┌─ DATA SHOWN

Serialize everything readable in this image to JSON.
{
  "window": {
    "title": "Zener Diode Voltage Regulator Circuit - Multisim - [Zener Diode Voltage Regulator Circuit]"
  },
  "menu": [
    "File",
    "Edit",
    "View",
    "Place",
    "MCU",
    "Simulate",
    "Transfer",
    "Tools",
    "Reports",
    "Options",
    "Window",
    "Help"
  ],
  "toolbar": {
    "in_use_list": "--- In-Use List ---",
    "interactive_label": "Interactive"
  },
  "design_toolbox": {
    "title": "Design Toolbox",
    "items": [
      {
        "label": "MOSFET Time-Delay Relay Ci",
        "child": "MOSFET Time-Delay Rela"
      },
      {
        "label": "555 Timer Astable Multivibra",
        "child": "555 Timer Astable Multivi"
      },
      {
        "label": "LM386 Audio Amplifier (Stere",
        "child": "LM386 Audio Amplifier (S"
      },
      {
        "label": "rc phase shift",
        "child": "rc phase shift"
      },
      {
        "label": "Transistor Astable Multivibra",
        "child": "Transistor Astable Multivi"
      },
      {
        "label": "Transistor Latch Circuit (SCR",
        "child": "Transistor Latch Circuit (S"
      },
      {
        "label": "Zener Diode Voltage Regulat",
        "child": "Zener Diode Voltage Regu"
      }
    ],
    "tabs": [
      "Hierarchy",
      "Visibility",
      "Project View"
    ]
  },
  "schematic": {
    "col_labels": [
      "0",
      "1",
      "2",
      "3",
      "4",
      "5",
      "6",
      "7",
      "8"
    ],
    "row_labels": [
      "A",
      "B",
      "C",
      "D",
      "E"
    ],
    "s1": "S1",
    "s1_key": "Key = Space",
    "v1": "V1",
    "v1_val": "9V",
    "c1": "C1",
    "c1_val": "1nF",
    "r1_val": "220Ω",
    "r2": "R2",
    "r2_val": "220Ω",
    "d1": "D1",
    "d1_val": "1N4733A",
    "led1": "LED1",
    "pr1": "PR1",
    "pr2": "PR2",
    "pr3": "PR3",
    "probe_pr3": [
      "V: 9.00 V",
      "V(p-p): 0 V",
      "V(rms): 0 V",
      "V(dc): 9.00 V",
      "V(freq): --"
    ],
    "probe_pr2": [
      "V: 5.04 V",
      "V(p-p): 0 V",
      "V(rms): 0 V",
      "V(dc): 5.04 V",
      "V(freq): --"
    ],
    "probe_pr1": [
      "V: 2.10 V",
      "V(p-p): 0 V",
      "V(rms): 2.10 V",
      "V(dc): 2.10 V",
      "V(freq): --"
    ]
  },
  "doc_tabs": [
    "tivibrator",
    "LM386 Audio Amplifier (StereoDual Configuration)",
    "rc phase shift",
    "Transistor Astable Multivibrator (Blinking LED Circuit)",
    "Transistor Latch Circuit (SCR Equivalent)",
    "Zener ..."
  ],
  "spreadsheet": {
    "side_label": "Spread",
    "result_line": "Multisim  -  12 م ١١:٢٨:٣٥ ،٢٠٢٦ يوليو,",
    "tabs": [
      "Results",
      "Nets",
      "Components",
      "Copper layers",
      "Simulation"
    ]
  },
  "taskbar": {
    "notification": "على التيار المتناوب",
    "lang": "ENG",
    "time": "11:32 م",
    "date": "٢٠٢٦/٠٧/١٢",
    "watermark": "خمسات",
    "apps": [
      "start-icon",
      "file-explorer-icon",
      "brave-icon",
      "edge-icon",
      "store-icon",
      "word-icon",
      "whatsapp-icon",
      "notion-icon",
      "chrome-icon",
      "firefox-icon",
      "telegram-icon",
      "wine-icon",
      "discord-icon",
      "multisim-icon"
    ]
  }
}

└─

REQUIRED WORK — Extract all of the data above and output it character for character.

RESPONSE —
Serialize everything readable in this image to JSON.
{
  "window": {
    "title": "Zener Diode Voltage Regulator Circuit - Multisim - [Zener Diode Voltage Regulator Circuit]"
  },
  "menu": [
    "File",
    "Edit",
    "View",
    "Place",
    "MCU",
    "Simulate",
    "Transfer",
    "Tools",
    "Reports",
    "Options",
    "Window",
    "Help"
  ],
  "toolbar": {
    "in_use_list": "--- In-Use List ---",
    "interactive_label": "Interactive"
  },
  "design_toolbox": {
    "title": "Design Toolbox",
    "items": [
      {
        "label": "MOSFET Time-Delay Relay Ci",
        "child": "MOSFET Time-Delay Rela"
      },
      {
        "label": "555 Timer Astable Multivibra",
        "child": "555 Timer Astable Multivi"
      },
      {
        "label": "LM386 Audio Amplifier (Stere",
        "child": "LM386 Audio Amplifier (S"
      },
      {
        "label": "rc phase shift",
        "child": "rc phase shift"
      },
      {
        "label": "Transistor Astable Multivibra",
        "child": "Transistor Astable Multivi"
      },
      {
        "label": "Transistor Latch Circuit (SCR",
        "child": "Transistor Latch Circuit (S"
      },
      {
        "label": "Zener Diode Voltage Regulat",
        "child": "Zener Diode Voltage Regu"
      }
    ],
    "tabs": [
      "Hierarchy",
      "Visibility",
      "Project View"
    ]
  },
  "schematic": {
    "col_labels": [
      "0",
      "1",
      "2",
      "3",
      "4",
      "5",
      "6",
      "7",
      "8"
    ],
    "row_labels": [
      "A",
      "B",
      "C",
      "D",
      "E"
    ],
    "s1": "S1",
    "s1_key": "Key = Space",
    "v1": "V1",
    "v1_val": "9V",
    "c1": "C1",
    "c1_val": "1nF",
    "r1_val": "220Ω",
    "r2": "R2",
    "r2_val": "220Ω",
    "d1": "D1",
    "d1_val": "1N4733A",
    "led1": "LED1",
    "pr1": "PR1",
    "pr2": "PR2",
    "pr3": "PR3",
    "probe_pr3": [
      "V: 9.00 V",
      "V(p-p): 0 V",
      "V(rms): 0 V",
      "V(dc): 9.00 V",
      "V(freq): --"
    ],
    "probe_pr2": [
      "V: 5.04 V",
      "V(p-p): 0 V",
      "V(rms): 0 V",
      "V(dc): 5.04 V",
      "V(freq): --"
    ],
    "probe_pr1": [
      "V: 2.10 V",
      "V(p-p): 0 V",
      "V(rms): 2.10 V",
      "V(dc): 2.10 V",
      "V(freq): --"
    ]
  },
  "doc_tabs": [
    "tivibrator",
    "LM386 Audio Amplifier (StereoDual Configuration)",
    "rc phase shift",
    "Transistor Astable Multivibrator (Blinking LED Circuit)",
    "Transistor Latch Circuit (SCR Equivalent)",
    "Zener ..."
  ],
  "spreadsheet": {
    "side_label": "Spread",
    "result_line": "Multisim  -  12 م ١١:٢٨:٣٥ ،٢٠٢٦ يوليو,",
    "tabs": [
      "Results",
      "Nets",
      "Components",
      "Copper layers",
      "Simulation"
    ]
  },
  "taskbar": {
    "notification": "على التيار المتناوب",
    "lang": "ENG",
    "time": "11:32 م",
    "date": "٢٠٢٦/٠٧/١٢",
    "watermark": "خمسات",
    "apps": [
      "start-icon",
      "file-explorer-icon",
      "brave-icon",
      "edge-icon",
      "store-icon",
      "word-icon",
      "whatsapp-icon",
      "notion-icon",
      "chrome-icon",
      "firefox-icon",
      "telegram-icon",
      "wine-icon",
      "discord-icon",
      "multisim-icon"
    ]
  }
}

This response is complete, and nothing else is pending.